__Directions__.
1. Transcribe the section of the Afghanistan policy commentary starting with "I’d wager that" and going on through "of the kind.".
2. Pick up the commentary on Afghanistan and Middle East policy after its final sentence and keep writing it.

__Passage shown__.
------

That leaves John Kerry, who proposes keeping things pretty much as they are. Kerry’s position is the most honest of the three main contenders: it reflects a realization that the only reason to remain in Afghanistan -- the only achievable outcome, in any case – is to avoid, or rather postpone, the appearance of defeat. Ironically, Kerry’s proposals, eschewing even the appearance of change, would do the least harm. But they are still bound to lead eventually to as bad or worse consequences for Afghanistan as would immediate withdrawal, and like Biden’s proposals, though to a lesser degree, they will continue to destabilize the region.
I’d wager that Kerry will win the debate. After all his pondering, Obama will decide that the best, least bad, course of action is just to keep on keeping on. He owes it, after all, to the ruling class.
But this is foolishness. No good will come from muddling on ahead in Afghanistan, just as no good will come from letting Israel continue to dictate America’s policies in the Middle East. For anything good to come out of the present situation the only real alternative is, as it were, to give peace a chance. That would be a real change, not a change Obama style. But for that to happen, Obama would have to be the agent of change that most of his supporters thought he was. A year after he made an indelible mark on history just by the fact of having won, Obama has yet to show that he is anything of the kind.
1) The United States can demand not just that the pace of settlement construction slow down or even stop altogether, but that some, indeed most, settlements be dismantled – along the lines indicated in the near-agreement reached at Tabah in the final days of the Clinton administration. Unless Israel is forced to give back at least that much of what it has illegally appropriated since the so-called peace process began, a two-state solution will be out of the question because there will be no way to make a viable state out of geographically isolated Bantustans.

------

__Listed records__.
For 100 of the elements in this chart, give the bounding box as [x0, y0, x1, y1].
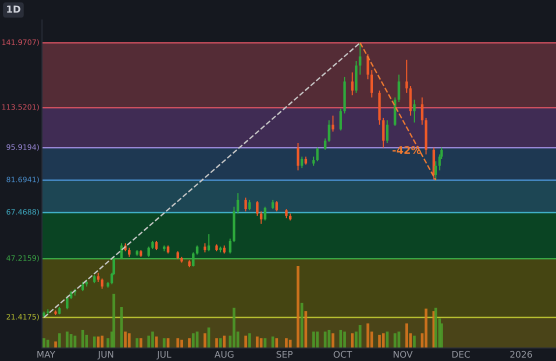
bar	[248, 333, 251, 348]
candlestick	[370, 70, 373, 98]
candlestick	[296, 142, 300, 171]
bar	[328, 330, 330, 348]
candlestick	[236, 192, 240, 214]
candlestick	[260, 210, 262, 224]
candlestick	[256, 200, 259, 216]
bar	[398, 332, 400, 348]
bar	[54, 341, 57, 348]
candlestick	[324, 138, 326, 150]
bar	[192, 333, 195, 348]
x-tick-label: NOV	[394, 350, 413, 358]
annotation: -42%	[392, 146, 421, 154]
bar	[264, 338, 266, 348]
bar	[424, 308, 428, 348]
bar	[324, 332, 327, 348]
bar	[378, 334, 381, 348]
bar	[222, 336, 226, 348]
candlestick	[316, 147, 319, 162]
bar	[219, 338, 222, 348]
candlestick	[382, 117, 385, 148]
bar	[166, 338, 170, 348]
candlestick	[208, 234, 210, 252]
bar	[155, 336, 158, 348]
bar	[413, 336, 416, 348]
candlestick	[398, 74, 400, 103]
bar	[100, 336, 104, 348]
x-tick-label: MAY	[37, 351, 56, 358]
bar	[434, 308, 438, 348]
candlestick	[272, 199, 274, 210]
bar	[386, 332, 389, 348]
candlestick	[81, 281, 84, 292]
x-tick-label: OCT	[334, 350, 352, 358]
bar	[358, 325, 362, 348]
x-tick-label: DEC	[452, 350, 470, 358]
candlestick	[285, 208, 288, 219]
candlestick	[275, 200, 278, 212]
candlestick	[312, 156, 315, 166]
bar	[312, 332, 315, 348]
bar	[140, 338, 142, 348]
candlestick	[155, 240, 158, 251]
text: 1D	[7, 6, 20, 13]
bar	[285, 338, 288, 348]
candlestick	[66, 295, 68, 310]
bar	[112, 294, 116, 348]
bar	[215, 338, 218, 348]
bar	[204, 333, 206, 348]
bar	[382, 333, 385, 348]
x-tick-label: AUG	[214, 350, 234, 358]
candlestick	[339, 108, 342, 132]
bar	[120, 307, 123, 348]
bar	[151, 332, 154, 348]
candlestick	[434, 160, 438, 181]
x-tick-label: SEP	[276, 350, 293, 358]
bar	[232, 308, 236, 348]
bar	[58, 333, 61, 348]
bar	[394, 333, 396, 348]
candlestick	[409, 86, 412, 116]
candlestick	[204, 242, 206, 253]
candlestick	[332, 115, 334, 132]
bar	[74, 336, 76, 348]
candlestick	[366, 54, 370, 80]
x-tick-label: JUL	[156, 351, 172, 360]
bar	[366, 323, 370, 348]
bar	[147, 336, 150, 348]
candlestick	[196, 244, 198, 256]
candlestick	[386, 120, 389, 144]
bar	[136, 338, 138, 348]
bar	[188, 338, 191, 348]
candlestick	[244, 197, 247, 212]
candlestick	[351, 72, 354, 96]
candlestick	[405, 59, 408, 94]
candlestick	[128, 247, 131, 258]
bar	[350, 333, 354, 348]
bar	[66, 332, 69, 348]
bar	[316, 332, 319, 348]
candlestick	[264, 206, 266, 221]
bar	[304, 311, 308, 348]
x-tick-label: 2026	[510, 350, 532, 358]
bar	[300, 302, 304, 348]
candlestick	[228, 238, 232, 254]
bar	[42, 338, 46, 348]
bar	[128, 333, 131, 348]
candlestick	[100, 278, 104, 290]
candlestick	[300, 156, 304, 169]
candlestick	[413, 99, 416, 124]
x-tick-label: JUN	[98, 351, 114, 360]
candlestick	[96, 272, 100, 282]
bar	[124, 332, 127, 348]
bar	[296, 266, 300, 348]
candlestick	[248, 199, 251, 211]
candlestick	[420, 96, 424, 126]
candlestick	[358, 42, 362, 76]
bar	[207, 328, 210, 348]
bar	[196, 332, 199, 348]
bar	[343, 332, 346, 348]
candlestick	[328, 120, 330, 142]
bar	[244, 336, 248, 348]
bar	[332, 333, 334, 348]
bar	[70, 334, 72, 348]
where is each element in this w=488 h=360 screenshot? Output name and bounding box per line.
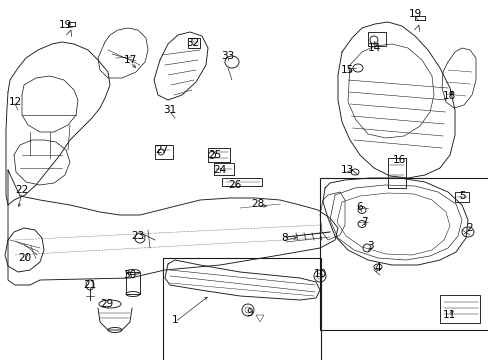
Bar bbox=[319, 178, 488, 330]
Text: 12: 12 bbox=[8, 97, 21, 107]
Text: 3: 3 bbox=[366, 241, 372, 251]
Text: 13: 13 bbox=[340, 165, 353, 175]
Text: 5: 5 bbox=[458, 191, 465, 201]
Bar bbox=[439, 295, 479, 323]
Text: 20: 20 bbox=[19, 253, 32, 263]
Bar bbox=[367, 32, 385, 46]
Text: 14: 14 bbox=[366, 43, 380, 53]
Text: 21: 21 bbox=[83, 280, 97, 290]
Text: 9: 9 bbox=[246, 308, 253, 318]
Text: 2: 2 bbox=[466, 223, 472, 233]
Text: 6: 6 bbox=[356, 202, 363, 212]
Bar bbox=[214, 163, 234, 175]
Text: 33: 33 bbox=[221, 51, 234, 61]
Text: 27: 27 bbox=[155, 145, 168, 155]
Text: 4: 4 bbox=[374, 263, 381, 273]
Text: 22: 22 bbox=[15, 185, 29, 195]
Text: 24: 24 bbox=[213, 165, 226, 175]
Bar bbox=[222, 178, 262, 186]
Text: 17: 17 bbox=[123, 55, 136, 65]
Bar bbox=[454, 192, 468, 202]
Text: 19: 19 bbox=[58, 20, 71, 30]
Text: 29: 29 bbox=[100, 299, 113, 309]
Text: 32: 32 bbox=[186, 38, 199, 48]
Text: 1: 1 bbox=[171, 315, 178, 325]
Text: 8: 8 bbox=[281, 233, 288, 243]
Text: 11: 11 bbox=[442, 310, 455, 320]
Text: 28: 28 bbox=[251, 199, 264, 209]
Text: 18: 18 bbox=[442, 91, 455, 101]
Bar bbox=[187, 38, 200, 48]
Text: 31: 31 bbox=[163, 105, 176, 115]
Text: 19: 19 bbox=[407, 9, 421, 19]
Text: 30: 30 bbox=[123, 270, 136, 280]
Text: 16: 16 bbox=[391, 155, 405, 165]
Text: 7: 7 bbox=[360, 217, 366, 227]
Bar bbox=[163, 258, 320, 360]
Text: 26: 26 bbox=[228, 180, 241, 190]
Bar bbox=[155, 145, 173, 159]
Bar bbox=[126, 272, 140, 294]
Bar bbox=[387, 158, 405, 188]
Text: 23: 23 bbox=[131, 231, 144, 241]
Text: 15: 15 bbox=[340, 65, 353, 75]
Text: 25: 25 bbox=[208, 150, 221, 160]
Text: 10: 10 bbox=[313, 269, 326, 279]
Bar bbox=[207, 148, 229, 162]
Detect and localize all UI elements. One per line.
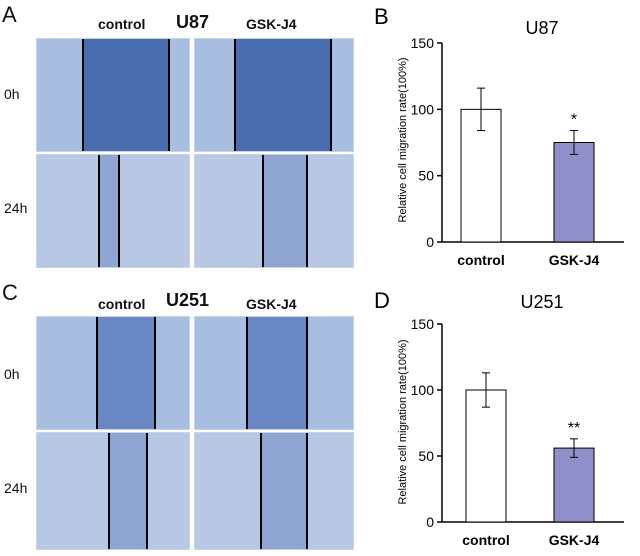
panel-a-cell-line: U87: [176, 12, 210, 32]
panel-c-row-0h: 0h: [4, 366, 20, 382]
panel-a-row-24h: 24h: [4, 200, 28, 216]
chart-d: D U251 Relative cell migration rate(100%…: [374, 288, 624, 548]
bar-gskj4: [553, 142, 595, 243]
micrograph-u87-gskj4-24h: [194, 154, 354, 268]
micrograph-u251-control-0h: [36, 316, 190, 430]
micrograph-u251-gskj4-24h: [194, 432, 354, 550]
micrograph-u251-gskj4-0h: [194, 316, 354, 430]
panel-a-control-header: control: [98, 16, 146, 32]
panel-a-letter: A: [2, 2, 17, 27]
y-tick-label: 50: [418, 168, 434, 184]
y-tick-label: 150: [411, 316, 435, 332]
chart-b-ylabel: Relative cell migration rate(100%): [397, 57, 409, 222]
panel-c-control-header: control: [98, 296, 146, 312]
panel-c-letter: C: [2, 280, 18, 305]
chart-b-title: U87: [525, 18, 558, 38]
y-tick-label: 50: [418, 448, 434, 464]
panel-a-row-0h: 0h: [4, 86, 20, 102]
micrograph-u87-control-24h: [36, 154, 190, 268]
chart-d-title: U251: [520, 292, 563, 312]
category-label: GSK-J4: [549, 252, 600, 268]
chart-b: B U87 Relative cell migration rate(100%)…: [374, 4, 624, 268]
y-tick-label: 0: [426, 234, 434, 250]
category-label: control: [457, 252, 504, 268]
micrograph-u251-control-24h: [36, 432, 190, 550]
panel-c-row-24h: 24h: [4, 480, 28, 496]
significance-marker: *: [571, 112, 577, 129]
category-label: control: [462, 532, 509, 548]
panel-c-gskj4-header: GSK-J4: [246, 296, 297, 312]
y-tick-label: 150: [411, 35, 435, 51]
y-tick-label: 0: [426, 514, 434, 530]
bar-gskj4: [553, 447, 595, 523]
significance-marker: **: [568, 420, 580, 437]
y-tick-label: 100: [411, 101, 435, 117]
bar-control: [460, 108, 502, 243]
category-label: GSK-J4: [549, 532, 600, 548]
panel-c-cell-line: U251: [166, 290, 210, 310]
panel-a-gskj4-header: GSK-J4: [246, 16, 297, 32]
chart-b-panel-letter: B: [374, 4, 389, 29]
chart-d-ylabel: Relative cell migration rate(100%): [397, 339, 409, 504]
micrograph-u87-control-0h: [36, 38, 190, 152]
bar-control: [465, 389, 507, 523]
chart-d-panel-letter: D: [374, 288, 390, 313]
y-tick-label: 100: [411, 382, 435, 398]
micrograph-u87-gskj4-0h: [194, 38, 354, 152]
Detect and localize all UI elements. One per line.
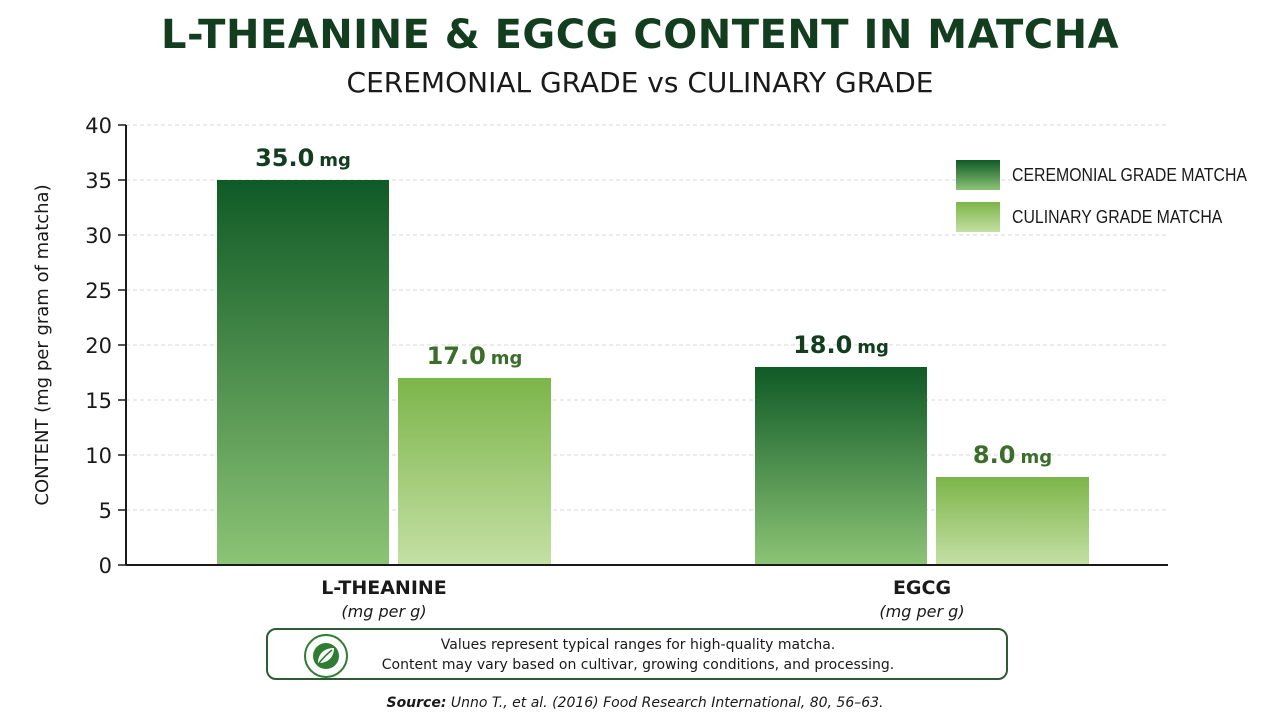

------

__Responses per task__.
1.
I’d wager that Kerry will win the debate. After all his pondering, Obama will decide that the best, least bad, course of action is just to keep on keeping on. He owes it, after all, to the ruling class.
But this is foolishness. No good will come from muddling on ahead in Afghanistan, just as no good will come from letting Israel continue to dictate America’s policies in the Middle East. For anything good to come out of the present situation the only real alternative is, as it were, to give peace a chance. That would be a real change, not a change Obama style. But for that to happen, Obama would have to be the agent of change that most of his supporters thought he was. A year after he made an indelible mark on history just by the fact of having won, Obama has yet to show that he is anything of the kind.

2.
2) Or it can impose a one-state solution in which, as throughout the modern world, members of all ethnic groups enjoy equal citizenship rights and full human rights. Since the very idea of an ethnic state rightly offends modern (post-American and French Revolution) sensibilities, this is plainly the preferred outcome for everyone who is not in the thrall of Israeli nationalism, Jewish ethnocentrism or Christian Zionism. But since a secular democratic state in “the Land of Israel” would entail the end of a Jewish state, and since Israeli nationalism, Jewish ethnocentrism and Christian Zionism are weighty positions in the United States and Israel, this outcome would be much harder to implement than a two-state solution with a viable Palestinian state.
This is why (1) is what the United States should impose, even if it is morally and philosophically indefensible. It is indefensible; the idea of a Jewish state – not a state of its citizens but of a self-identified ethnic group scattered around the world -- was always a bad idea – even in the aftermath of the Nazi Judeocide when, thanks in part to the efforts of anti-Semites and Zionists alike, Western countries, the United States especially, were unwilling to absorb more than a handful of Jewish refugees. But belief in the legitimacy of a Jewish state in “the land of Israel” has become so entrenched in our political culture, and in the political culture of Israeli Jews, that it may now be impossible to expunge the idea. There may be no alternative other than to come to terms with it.
The Obama administration is, of course, officially in favor of a two-state solution, as is most of the rest of the world and most of the (increasingly disorganized) leadership of the Palestinian national movement. But, as in so many other areas, Obama only “talks the talk” – raising expectations that are soon dashed thanks to his singular reluctance to turn his words into deeds.
Of course, in the case of Israel/Palestine, the transition from words to deeds would be unusually difficult even if the will were present – because the Israel lobby has a stranglehold over the Congress of the United States. To implement real, not just verbal, changes in American policy towards Israel would require that Obama spend vast amounts of his rapidly diminishing political capital. He could have done it last spring; maybe he can do it still. But don’t hold your breath.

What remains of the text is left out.